**SUPPLIED RECORDS:**
———
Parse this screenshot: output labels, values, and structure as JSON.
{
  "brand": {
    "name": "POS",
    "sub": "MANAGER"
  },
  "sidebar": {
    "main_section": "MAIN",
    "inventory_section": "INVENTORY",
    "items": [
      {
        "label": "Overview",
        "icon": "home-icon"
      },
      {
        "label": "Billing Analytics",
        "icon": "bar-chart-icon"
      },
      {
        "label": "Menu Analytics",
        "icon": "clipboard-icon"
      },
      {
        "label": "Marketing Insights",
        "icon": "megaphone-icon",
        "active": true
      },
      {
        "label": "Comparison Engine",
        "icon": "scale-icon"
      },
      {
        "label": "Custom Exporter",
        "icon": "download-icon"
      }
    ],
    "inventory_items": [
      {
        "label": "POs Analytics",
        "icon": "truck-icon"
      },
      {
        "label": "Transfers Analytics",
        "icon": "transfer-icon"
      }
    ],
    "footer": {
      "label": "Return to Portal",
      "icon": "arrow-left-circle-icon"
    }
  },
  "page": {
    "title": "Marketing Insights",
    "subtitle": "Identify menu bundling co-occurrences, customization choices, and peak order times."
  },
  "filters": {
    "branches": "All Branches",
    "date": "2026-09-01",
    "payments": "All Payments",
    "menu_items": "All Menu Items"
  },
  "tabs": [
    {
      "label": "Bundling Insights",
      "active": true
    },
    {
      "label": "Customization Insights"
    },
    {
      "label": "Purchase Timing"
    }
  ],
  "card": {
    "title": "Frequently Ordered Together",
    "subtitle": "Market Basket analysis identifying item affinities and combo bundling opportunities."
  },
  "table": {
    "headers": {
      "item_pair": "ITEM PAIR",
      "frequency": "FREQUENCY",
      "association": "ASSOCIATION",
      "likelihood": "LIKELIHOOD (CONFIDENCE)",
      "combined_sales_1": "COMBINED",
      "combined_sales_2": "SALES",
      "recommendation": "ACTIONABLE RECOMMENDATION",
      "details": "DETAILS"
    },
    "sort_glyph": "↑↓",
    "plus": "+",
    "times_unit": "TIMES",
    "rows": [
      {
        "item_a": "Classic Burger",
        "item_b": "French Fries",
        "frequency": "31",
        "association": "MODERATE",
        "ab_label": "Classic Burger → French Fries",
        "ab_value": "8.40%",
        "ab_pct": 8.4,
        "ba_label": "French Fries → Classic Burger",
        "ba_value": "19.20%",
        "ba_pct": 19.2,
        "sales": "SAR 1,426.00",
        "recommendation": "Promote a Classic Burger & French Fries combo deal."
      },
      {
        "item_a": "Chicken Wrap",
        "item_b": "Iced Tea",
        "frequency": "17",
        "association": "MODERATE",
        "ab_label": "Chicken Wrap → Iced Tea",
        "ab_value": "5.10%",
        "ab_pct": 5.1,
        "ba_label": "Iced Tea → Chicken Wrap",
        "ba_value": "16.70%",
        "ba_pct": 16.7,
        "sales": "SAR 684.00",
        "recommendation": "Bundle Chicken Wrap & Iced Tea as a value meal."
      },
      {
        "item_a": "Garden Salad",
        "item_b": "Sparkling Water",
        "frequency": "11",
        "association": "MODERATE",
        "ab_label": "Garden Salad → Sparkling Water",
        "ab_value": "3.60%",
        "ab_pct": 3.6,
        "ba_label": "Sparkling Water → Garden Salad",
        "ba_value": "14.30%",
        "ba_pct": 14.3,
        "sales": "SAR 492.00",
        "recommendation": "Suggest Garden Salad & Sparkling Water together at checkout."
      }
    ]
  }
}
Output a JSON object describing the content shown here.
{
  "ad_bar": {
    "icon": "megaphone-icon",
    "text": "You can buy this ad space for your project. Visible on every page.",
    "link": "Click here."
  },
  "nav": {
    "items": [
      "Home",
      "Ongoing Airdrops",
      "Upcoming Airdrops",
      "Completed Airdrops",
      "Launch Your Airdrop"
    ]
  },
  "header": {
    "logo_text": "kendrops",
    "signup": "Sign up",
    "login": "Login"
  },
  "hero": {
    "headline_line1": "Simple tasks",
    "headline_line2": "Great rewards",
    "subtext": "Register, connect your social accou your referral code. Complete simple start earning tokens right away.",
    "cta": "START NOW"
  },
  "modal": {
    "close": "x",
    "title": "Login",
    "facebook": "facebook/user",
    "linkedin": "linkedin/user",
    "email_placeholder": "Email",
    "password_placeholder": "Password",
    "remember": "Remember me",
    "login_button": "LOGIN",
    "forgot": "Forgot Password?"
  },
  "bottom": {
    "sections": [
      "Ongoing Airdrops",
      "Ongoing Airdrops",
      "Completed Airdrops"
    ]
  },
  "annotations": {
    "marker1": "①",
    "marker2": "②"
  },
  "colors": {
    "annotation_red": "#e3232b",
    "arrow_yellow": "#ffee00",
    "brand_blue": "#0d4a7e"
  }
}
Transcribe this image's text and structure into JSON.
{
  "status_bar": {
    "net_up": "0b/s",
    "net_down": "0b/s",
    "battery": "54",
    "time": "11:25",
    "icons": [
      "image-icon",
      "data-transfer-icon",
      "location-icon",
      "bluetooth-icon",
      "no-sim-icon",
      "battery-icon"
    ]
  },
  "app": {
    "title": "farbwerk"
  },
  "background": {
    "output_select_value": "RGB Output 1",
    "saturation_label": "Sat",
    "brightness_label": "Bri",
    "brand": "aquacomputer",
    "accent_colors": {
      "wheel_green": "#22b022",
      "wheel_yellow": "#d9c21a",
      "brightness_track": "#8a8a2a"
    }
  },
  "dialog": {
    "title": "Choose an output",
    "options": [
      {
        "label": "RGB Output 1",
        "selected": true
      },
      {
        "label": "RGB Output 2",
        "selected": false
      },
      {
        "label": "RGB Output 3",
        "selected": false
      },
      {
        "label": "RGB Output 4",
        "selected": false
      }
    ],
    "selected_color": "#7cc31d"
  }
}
———
Using the records given above, list every line that includes the word "Completed".

      "Completed Airdrops",
      "Completed Airdrops"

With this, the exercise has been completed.